- [Challenge]
All lines below must be repeated exactly, with the pictures omitted.

[Saved entries]
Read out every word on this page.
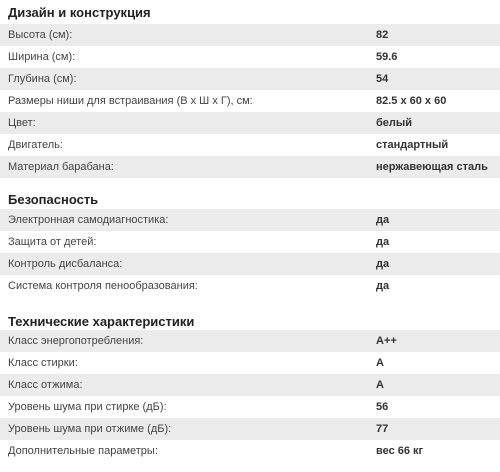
Дизайн и конструкция
Высота (см):	82
Ширина (см):	59.6
Глубина (см):	54
Размеры ниши для встраивания (В x Ш x Г), см:	82.5 x 60 x 60
Цвет:	белый
Двигатель:	стандартный
Материал барабана:	нержавеющая сталь
Безопасность
Электронная самодиагностика:	да
Защита от детей:	да
Контроль дисбаланса:	да
Система контроля пенообразования:	да
Технические характеристики
Класс энергопотребления:	A++
Класс стирки:	A
Класс отжима:	A
Уровень шума при стирке (дБ):	56
Уровень шума при отжиме (дБ):	77
Дополнительные параметры:	вес 66 кг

- [Response to this task]
Read out every word on this page.
Дизайн и конструкция
Высота (см):	82
Ширина (см):	59.6
Глубина (см):	54
Размеры ниши для встраивания (В x Ш x Г), см:	82.5 x 60 x 60
Цвет:	белый
Двигатель:	стандартный
Материал барабана:	нержавеющая сталь
Безопасность
Электронная самодиагностика:	да
Защита от детей:	да
Контроль дисбаланса:	да
Система контроля пенообразования:	да
Технические характеристики
Класс энергопотребления:	A++
Класс стирки:	A
Класс отжима:	A
Уровень шума при стирке (дБ):	56
Уровень шума при отжиме (дБ):	77
Дополнительные параметры:	вес 66 кг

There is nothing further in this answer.